## Stated exercise
All of the material below is to be restated word for word, apart from the pictures.

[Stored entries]
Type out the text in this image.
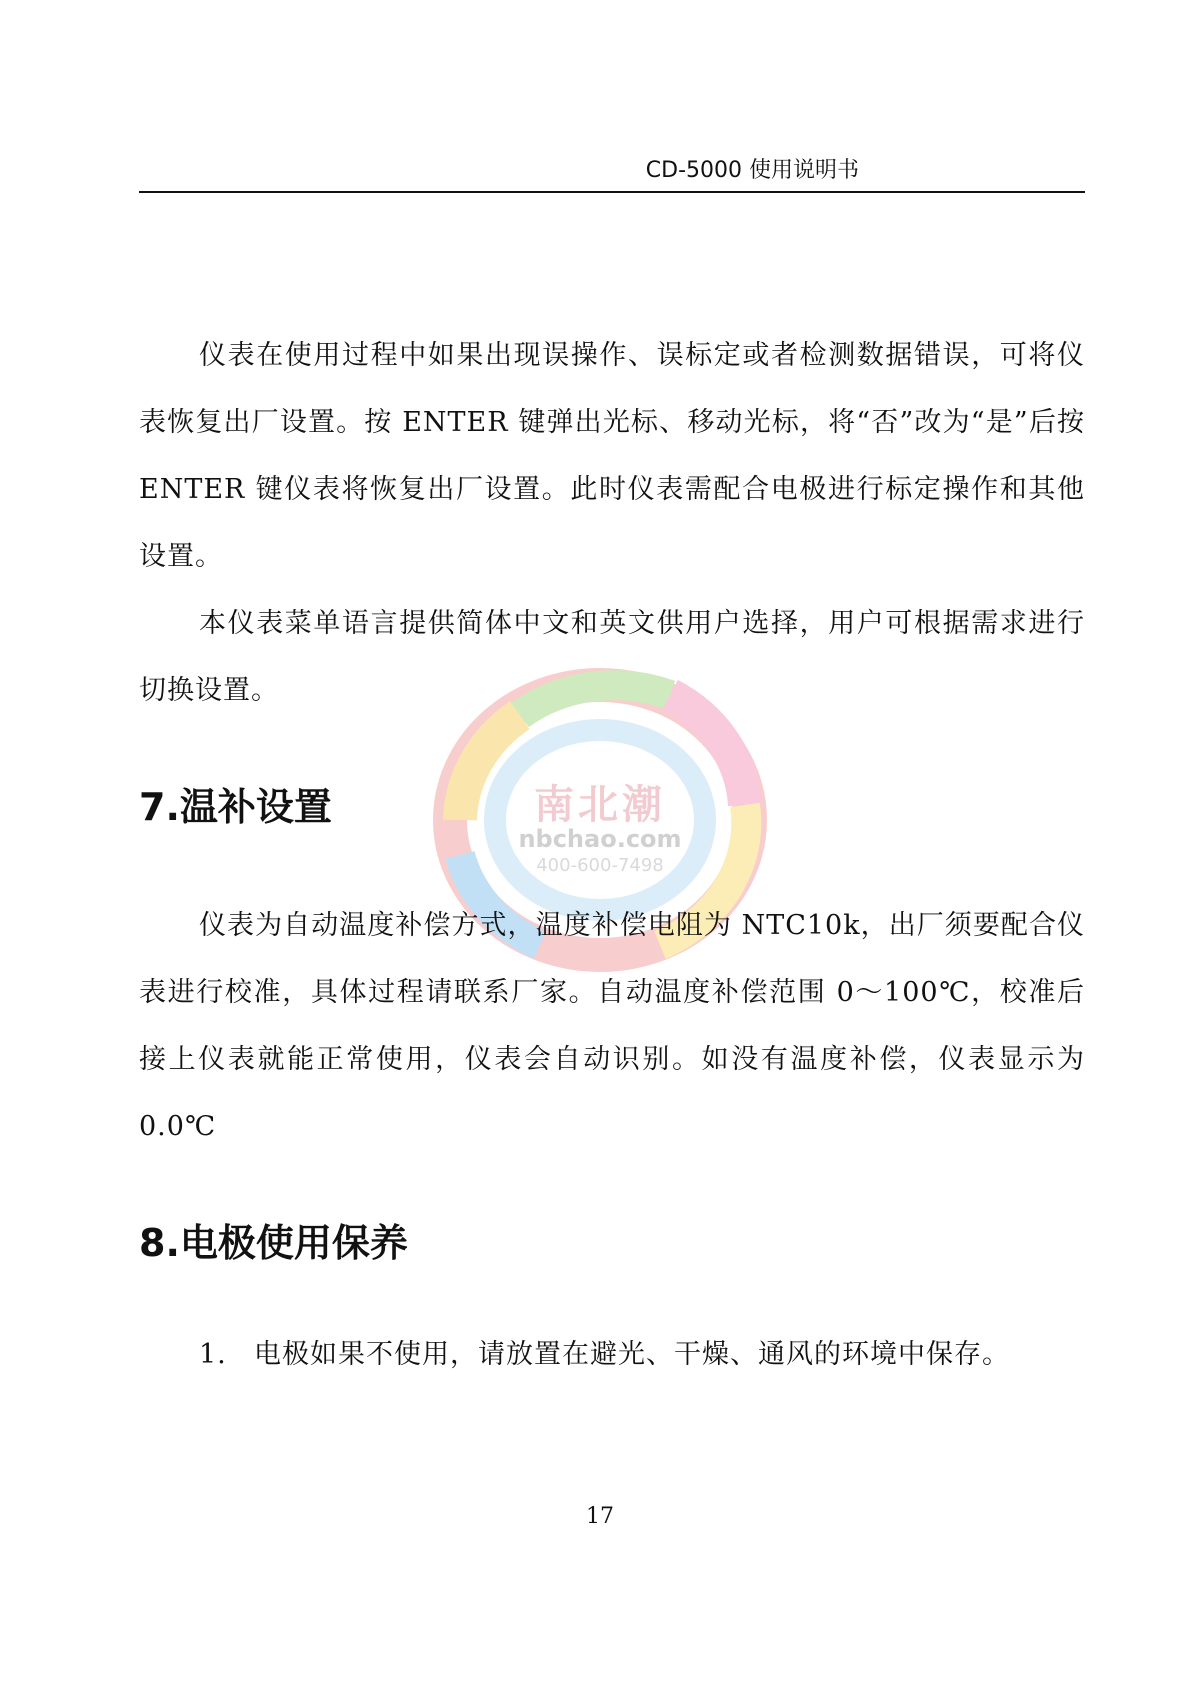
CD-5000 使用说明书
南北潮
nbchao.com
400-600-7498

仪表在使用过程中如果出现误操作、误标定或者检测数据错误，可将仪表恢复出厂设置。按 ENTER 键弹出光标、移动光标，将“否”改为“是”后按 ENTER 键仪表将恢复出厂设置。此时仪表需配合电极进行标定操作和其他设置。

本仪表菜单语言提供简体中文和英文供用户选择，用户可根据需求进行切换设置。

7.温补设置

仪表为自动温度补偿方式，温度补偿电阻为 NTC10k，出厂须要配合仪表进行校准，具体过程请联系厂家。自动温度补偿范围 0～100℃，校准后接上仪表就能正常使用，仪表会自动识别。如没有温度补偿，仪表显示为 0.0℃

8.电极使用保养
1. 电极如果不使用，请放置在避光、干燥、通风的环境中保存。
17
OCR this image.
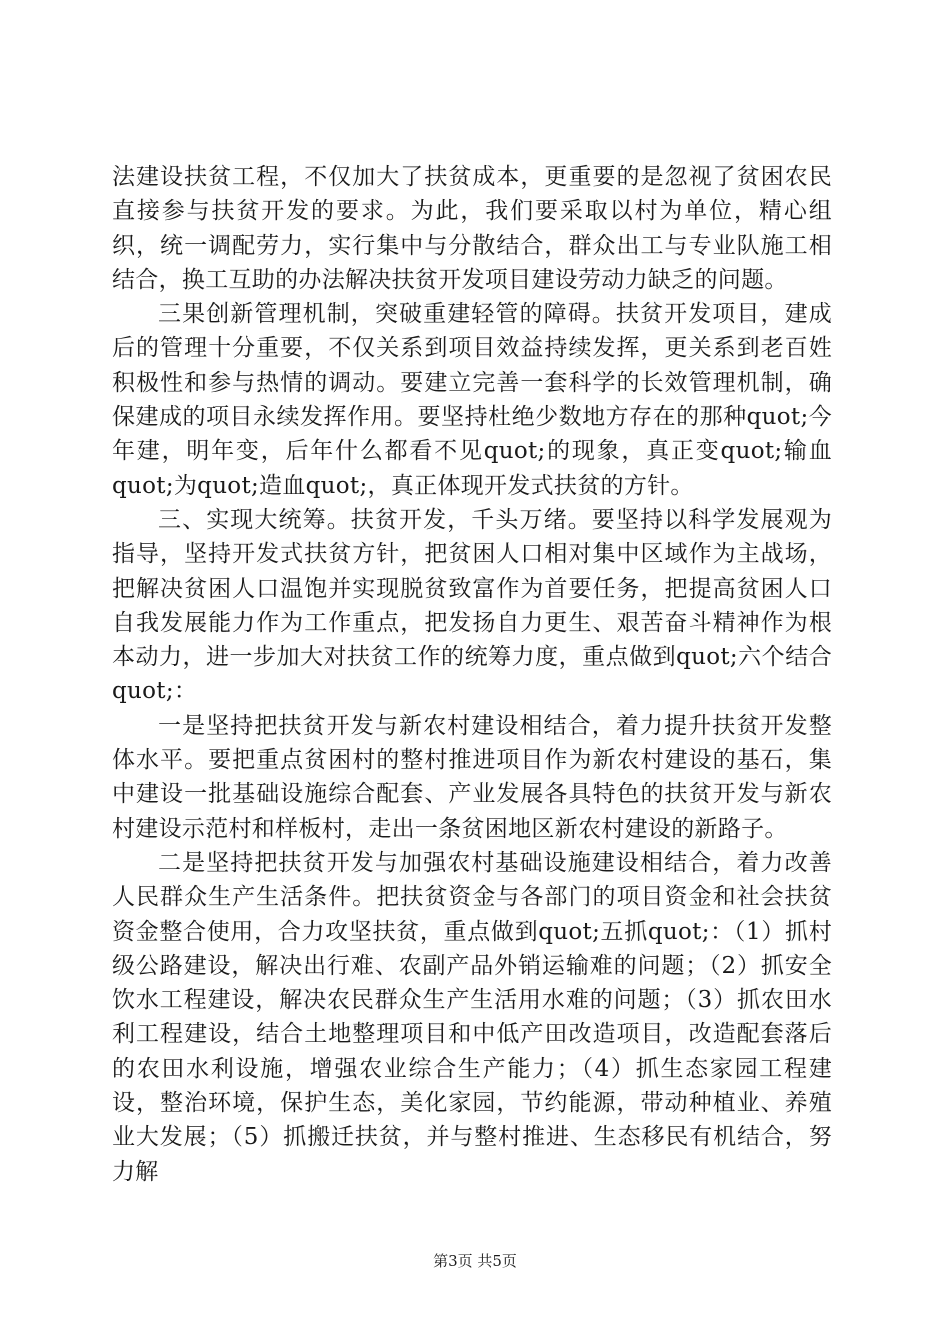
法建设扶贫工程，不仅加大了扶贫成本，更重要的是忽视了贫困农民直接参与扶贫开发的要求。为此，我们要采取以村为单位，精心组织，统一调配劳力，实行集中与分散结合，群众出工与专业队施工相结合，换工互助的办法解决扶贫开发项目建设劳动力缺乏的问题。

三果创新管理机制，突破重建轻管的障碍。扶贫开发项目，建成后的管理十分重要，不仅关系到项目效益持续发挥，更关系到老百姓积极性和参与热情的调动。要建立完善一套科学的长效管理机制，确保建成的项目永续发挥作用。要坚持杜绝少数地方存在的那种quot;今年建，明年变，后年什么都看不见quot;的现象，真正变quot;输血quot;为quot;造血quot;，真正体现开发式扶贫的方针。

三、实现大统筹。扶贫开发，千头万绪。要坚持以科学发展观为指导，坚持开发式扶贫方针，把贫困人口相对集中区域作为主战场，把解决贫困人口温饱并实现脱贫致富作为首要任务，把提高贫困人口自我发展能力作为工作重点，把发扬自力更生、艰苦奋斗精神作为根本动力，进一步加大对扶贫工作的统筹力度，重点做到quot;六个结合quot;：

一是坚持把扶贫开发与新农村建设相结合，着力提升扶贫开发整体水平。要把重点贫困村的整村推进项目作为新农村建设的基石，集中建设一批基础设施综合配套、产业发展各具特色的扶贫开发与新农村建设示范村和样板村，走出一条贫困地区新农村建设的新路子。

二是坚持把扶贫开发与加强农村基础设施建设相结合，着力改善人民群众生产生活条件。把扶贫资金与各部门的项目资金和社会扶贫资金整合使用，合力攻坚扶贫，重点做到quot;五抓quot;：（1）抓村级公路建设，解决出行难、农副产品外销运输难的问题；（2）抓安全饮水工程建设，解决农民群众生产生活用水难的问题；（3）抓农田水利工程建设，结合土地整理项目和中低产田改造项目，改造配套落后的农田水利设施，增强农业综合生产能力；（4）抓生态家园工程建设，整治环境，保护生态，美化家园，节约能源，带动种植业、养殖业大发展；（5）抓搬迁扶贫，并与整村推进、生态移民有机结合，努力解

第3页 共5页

## Written answer
Type out the text in this image.
CD-5000 使用说明书
南北潮
nbchao.com
400-600-7498

仪表在使用过程中如果出现误操作、误标定或者检测数据错误，可将仪表恢复出厂设置。按 ENTER 键弹出光标、移动光标，将“否”改为“是”后按 ENTER 键仪表将恢复出厂设置。此时仪表需配合电极进行标定操作和其他设置。

本仪表菜单语言提供简体中文和英文供用户选择，用户可根据需求进行切换设置。

7.温补设置

仪表为自动温度补偿方式，温度补偿电阻为 NTC10k，出厂须要配合仪表进行校准，具体过程请联系厂家。自动温度补偿范围 0～100℃，校准后接上仪表就能正常使用，仪表会自动识别。如没有温度补偿，仪表显示为 0.0℃

8.电极使用保养
1. 电极如果不使用，请放置在避光、干燥、通风的环境中保存。
17
OCR this image.
法建设扶贫工程，不仅加大了扶贫成本，更重要的是忽视了贫困农民直接参与扶贫开发的要求。为此，我们要采取以村为单位，精心组织，统一调配劳力，实行集中与分散结合，群众出工与专业队施工相结合，换工互助的办法解决扶贫开发项目建设劳动力缺乏的问题。

三果创新管理机制，突破重建轻管的障碍。扶贫开发项目，建成后的管理十分重要，不仅关系到项目效益持续发挥，更关系到老百姓积极性和参与热情的调动。要建立完善一套科学的长效管理机制，确保建成的项目永续发挥作用。要坚持杜绝少数地方存在的那种quot;今年建，明年变，后年什么都看不见quot;的现象，真正变quot;输血quot;为quot;造血quot;，真正体现开发式扶贫的方针。

三、实现大统筹。扶贫开发，千头万绪。要坚持以科学发展观为指导，坚持开发式扶贫方针，把贫困人口相对集中区域作为主战场，把解决贫困人口温饱并实现脱贫致富作为首要任务，把提高贫困人口自我发展能力作为工作重点，把发扬自力更生、艰苦奋斗精神作为根本动力，进一步加大对扶贫工作的统筹力度，重点做到quot;六个结合quot;：

一是坚持把扶贫开发与新农村建设相结合，着力提升扶贫开发整体水平。要把重点贫困村的整村推进项目作为新农村建设的基石，集中建设一批基础设施综合配套、产业发展各具特色的扶贫开发与新农村建设示范村和样板村，走出一条贫困地区新农村建设的新路子。

二是坚持把扶贫开发与加强农村基础设施建设相结合，着力改善人民群众生产生活条件。把扶贫资金与各部门的项目资金和社会扶贫资金整合使用，合力攻坚扶贫，重点做到quot;五抓quot;：（1）抓村级公路建设，解决出行难、农副产品外销运输难的问题；（2）抓安全饮水工程建设，解决农民群众生产生活用水难的问题；（3）抓农田水利工程建设，结合土地整理项目和中低产田改造项目，改造配套落后的农田水利设施，增强农业综合生产能力；（4）抓生态家园工程建设，整治环境，保护生态，美化家园，节约能源，带动种植业、养殖业大发展；（5）抓搬迁扶贫，并与整村推进、生态移民有机结合，努力解

第3页 共5页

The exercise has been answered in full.